→ **Questões**
1/ Segundo o trecho sobre a alfabetização de Gustave, em que data ele enviou a carta a Ernest Chevalier?
2/ Reproduza, sem nenhuma alteração, a parte do trecho sobre a alfabetização de Gustave que começa em "Não: analfabeto aos" e segue até "teria conseguido recuperá-lo.".

Será verdade, no entanto, que o pequeno não aprendeu a ler antes dos nove anos? Se acreditarmos nisso, como aceitar que Gustave sabia escrever há tão pouco tempo quando enviou a Ernest Chevalier, em 31 de dezembro de 1830, portanto aos nove anos, a espantosa carta da qual teremos muitas ocasiões de falar? Ao relê-la, ela impressiona por sua firmeza: frases concisas e densas, verdadeiras; a ortografia é um pouco fantasiosa: não mais do que deve. Sem dúvida alguma, o autor tem domínio de seus gestos gráficos. Ele propõe ao amigo Ernest, além disso, “enviar-lhe suas comédias”. A passagem não é muito clara: trata-se de peças que já escreveu ou de peças que quer escrever quando Ernest “escrever seus sonhos”? Em todo caso, a palavra escrever já tem para ele esse duplo sentido que cria toda uma ambiguidade: designa ao mesmo tempo o simples ato de desenhar palavras em um papel e a ação singular de compor “escritos”. Pensávamos encontrar um antigo idiota, recém saído das brumas: esbarramos em um homem de letras. Impossível. É verdade que uma mudança de ambiente, a inteligência de uma educadora, os conselhos de um médico, tudo pode ajudar as crianças atrasadas; basta-lhes uma chance. E para muitos retardatários o acesso ao mundo da leitura se apresenta como uma verdadeira conversão religiosa, por muito tempo e de modo imperceptível preparada, de repente concretizada. Mas esses progressos repentinos compensariam os atrasos de um ano. De dois, no máximo, não mais que isso. Gustave, a crer em sua sobrinha, tinha quatro ou cinco a recuperar.

Não: analfabeto aos nove anos, o menino teria sido grave e demasiadamente afetado para que seu sprint final fosse sequer concebível. Gustave aprendeu a ler em 1828 ou 1829, ou seja, entre os sete e os oito anos. Antes disso, seu atraso não teria preocupado tanto; depois, ele nunca teria conseguido recuperá-lo.

→ **Linhas extraídas**

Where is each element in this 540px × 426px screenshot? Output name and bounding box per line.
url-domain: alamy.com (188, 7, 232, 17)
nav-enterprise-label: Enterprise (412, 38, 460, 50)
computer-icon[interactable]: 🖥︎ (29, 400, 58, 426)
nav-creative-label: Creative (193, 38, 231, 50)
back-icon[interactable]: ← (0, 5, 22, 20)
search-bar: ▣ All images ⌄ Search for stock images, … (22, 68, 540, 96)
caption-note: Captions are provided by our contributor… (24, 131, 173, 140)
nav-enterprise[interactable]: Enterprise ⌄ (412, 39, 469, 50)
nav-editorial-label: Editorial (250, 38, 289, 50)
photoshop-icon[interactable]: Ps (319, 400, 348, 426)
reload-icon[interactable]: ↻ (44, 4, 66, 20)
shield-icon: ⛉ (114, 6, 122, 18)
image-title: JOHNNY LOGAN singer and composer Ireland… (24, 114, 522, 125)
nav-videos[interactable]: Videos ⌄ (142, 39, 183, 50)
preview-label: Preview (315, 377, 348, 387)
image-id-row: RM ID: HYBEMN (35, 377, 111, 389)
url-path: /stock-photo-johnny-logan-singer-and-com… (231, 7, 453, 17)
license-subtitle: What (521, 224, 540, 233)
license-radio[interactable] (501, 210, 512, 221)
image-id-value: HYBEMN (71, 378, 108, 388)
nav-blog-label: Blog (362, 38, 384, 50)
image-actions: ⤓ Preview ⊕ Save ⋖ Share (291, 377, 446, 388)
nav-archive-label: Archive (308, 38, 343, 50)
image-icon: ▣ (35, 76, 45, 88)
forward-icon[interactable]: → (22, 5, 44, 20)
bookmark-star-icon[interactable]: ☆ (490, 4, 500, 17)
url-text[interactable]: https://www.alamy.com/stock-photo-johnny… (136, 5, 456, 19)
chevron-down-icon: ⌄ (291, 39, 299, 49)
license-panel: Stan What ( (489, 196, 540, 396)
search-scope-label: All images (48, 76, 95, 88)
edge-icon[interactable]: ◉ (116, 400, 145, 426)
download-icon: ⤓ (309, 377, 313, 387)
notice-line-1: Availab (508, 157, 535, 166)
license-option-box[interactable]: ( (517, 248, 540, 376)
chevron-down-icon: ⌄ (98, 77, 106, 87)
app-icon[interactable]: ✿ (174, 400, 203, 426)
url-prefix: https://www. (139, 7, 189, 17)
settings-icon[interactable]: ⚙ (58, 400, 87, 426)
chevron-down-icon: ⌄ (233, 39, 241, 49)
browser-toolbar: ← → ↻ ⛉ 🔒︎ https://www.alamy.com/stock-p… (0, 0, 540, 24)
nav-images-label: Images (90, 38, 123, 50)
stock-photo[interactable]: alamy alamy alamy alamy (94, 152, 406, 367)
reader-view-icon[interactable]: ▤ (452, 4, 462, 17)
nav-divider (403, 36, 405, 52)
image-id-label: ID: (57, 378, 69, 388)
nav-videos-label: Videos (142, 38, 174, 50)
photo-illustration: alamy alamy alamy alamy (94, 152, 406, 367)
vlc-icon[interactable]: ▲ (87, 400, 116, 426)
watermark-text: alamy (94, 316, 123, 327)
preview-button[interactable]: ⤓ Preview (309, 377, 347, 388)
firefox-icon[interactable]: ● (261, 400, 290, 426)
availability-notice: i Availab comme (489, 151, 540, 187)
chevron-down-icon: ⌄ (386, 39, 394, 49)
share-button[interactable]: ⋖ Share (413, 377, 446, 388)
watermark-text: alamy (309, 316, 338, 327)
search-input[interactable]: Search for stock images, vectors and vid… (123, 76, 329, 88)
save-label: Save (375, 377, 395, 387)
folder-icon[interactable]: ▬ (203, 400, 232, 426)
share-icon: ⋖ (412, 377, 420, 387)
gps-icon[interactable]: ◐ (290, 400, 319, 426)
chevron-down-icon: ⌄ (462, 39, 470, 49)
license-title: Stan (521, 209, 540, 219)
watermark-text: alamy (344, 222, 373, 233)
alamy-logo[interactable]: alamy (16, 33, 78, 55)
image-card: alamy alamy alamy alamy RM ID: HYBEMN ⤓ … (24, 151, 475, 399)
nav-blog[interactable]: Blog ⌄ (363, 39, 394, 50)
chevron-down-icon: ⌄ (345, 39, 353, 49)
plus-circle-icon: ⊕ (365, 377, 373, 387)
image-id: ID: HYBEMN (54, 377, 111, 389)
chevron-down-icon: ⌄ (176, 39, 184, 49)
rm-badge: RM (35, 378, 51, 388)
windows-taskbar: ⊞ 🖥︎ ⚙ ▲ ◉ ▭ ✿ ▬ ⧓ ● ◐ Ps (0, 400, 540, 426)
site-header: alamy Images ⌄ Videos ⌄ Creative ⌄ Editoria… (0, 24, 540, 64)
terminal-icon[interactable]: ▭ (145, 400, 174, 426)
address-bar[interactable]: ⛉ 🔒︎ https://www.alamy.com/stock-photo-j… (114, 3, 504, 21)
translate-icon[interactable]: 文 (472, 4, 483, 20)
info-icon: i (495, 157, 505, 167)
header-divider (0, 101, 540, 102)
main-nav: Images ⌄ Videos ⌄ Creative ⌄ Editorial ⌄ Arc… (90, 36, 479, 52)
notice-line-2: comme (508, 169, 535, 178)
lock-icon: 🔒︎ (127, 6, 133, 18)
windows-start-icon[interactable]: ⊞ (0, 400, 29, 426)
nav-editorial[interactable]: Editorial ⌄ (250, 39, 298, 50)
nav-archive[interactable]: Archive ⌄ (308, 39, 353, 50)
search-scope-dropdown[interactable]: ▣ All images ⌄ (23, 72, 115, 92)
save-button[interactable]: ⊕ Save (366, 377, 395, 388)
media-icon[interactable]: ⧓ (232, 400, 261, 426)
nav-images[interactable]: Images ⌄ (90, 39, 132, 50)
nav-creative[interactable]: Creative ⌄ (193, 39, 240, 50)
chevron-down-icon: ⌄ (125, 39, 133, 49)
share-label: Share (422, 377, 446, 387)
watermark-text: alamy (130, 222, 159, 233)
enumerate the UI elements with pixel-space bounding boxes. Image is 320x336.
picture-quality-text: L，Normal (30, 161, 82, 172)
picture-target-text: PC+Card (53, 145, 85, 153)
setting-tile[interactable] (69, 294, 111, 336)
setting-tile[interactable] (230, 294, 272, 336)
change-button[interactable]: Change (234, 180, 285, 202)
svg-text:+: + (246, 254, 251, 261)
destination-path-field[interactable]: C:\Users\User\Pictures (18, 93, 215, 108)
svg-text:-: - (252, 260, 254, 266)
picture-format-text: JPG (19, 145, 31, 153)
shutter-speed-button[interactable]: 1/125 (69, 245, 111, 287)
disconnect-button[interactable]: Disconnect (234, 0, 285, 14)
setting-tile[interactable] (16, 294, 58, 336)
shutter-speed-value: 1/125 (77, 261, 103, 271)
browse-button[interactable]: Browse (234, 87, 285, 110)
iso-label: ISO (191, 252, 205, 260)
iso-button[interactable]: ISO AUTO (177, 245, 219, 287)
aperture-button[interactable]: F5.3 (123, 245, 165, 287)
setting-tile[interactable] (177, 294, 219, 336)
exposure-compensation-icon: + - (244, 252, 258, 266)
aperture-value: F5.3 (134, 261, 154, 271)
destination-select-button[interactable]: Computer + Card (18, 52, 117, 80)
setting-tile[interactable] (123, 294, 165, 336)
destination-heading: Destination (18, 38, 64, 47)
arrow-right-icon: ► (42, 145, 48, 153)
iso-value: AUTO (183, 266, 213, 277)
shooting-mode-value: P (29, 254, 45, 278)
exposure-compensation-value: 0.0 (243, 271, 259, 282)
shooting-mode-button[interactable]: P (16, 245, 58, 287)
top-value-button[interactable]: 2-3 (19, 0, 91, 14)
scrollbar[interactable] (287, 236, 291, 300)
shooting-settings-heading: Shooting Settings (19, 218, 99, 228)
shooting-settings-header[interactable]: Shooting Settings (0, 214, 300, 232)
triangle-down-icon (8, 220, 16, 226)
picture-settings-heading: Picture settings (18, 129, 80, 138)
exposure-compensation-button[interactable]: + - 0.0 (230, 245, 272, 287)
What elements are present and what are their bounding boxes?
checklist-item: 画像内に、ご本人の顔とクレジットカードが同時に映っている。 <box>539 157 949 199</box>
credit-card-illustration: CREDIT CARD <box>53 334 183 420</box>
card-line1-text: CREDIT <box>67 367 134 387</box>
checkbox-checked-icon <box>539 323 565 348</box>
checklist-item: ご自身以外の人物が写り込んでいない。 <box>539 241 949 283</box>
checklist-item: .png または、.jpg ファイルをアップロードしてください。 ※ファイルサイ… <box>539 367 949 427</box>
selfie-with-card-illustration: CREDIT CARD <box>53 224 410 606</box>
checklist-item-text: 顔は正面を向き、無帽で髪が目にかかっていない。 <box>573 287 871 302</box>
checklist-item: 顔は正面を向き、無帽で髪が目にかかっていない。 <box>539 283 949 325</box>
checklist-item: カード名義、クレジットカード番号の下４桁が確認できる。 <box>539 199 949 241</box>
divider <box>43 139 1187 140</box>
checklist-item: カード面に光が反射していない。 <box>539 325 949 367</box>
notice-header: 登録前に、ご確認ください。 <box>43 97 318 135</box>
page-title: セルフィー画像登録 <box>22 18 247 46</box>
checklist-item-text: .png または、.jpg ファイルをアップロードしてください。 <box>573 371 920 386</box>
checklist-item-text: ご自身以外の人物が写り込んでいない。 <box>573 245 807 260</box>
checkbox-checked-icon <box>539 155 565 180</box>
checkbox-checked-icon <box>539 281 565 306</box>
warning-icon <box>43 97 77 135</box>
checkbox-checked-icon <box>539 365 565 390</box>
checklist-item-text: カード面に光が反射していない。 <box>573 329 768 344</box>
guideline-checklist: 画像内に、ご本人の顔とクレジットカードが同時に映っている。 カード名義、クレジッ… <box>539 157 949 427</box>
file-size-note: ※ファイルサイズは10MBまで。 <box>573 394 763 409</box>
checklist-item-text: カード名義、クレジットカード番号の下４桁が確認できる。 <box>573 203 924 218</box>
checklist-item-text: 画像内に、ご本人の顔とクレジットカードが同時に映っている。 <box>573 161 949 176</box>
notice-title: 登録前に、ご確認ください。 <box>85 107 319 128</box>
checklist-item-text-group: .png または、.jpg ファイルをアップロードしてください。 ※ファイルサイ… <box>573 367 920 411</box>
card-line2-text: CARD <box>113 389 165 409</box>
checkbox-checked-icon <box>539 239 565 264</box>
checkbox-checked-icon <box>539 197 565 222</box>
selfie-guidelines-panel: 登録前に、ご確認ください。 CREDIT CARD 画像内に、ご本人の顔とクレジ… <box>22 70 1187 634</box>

→ **Respostas do exercício**
1/ Em 31 de dezembro de 1830, aos nove anos.

2/
Não: analfabeto aos nove anos, o menino teria sido grave e demasiadamente afetado para que seu sprint final fosse sequer concebível. Gustave aprendeu a ler em 1828 ou 1829, ou seja, entre os sete e os oito anos. Antes disso, seu atraso não teria preocupado tanto; depois, ele nunca teria conseguido recuperá-lo.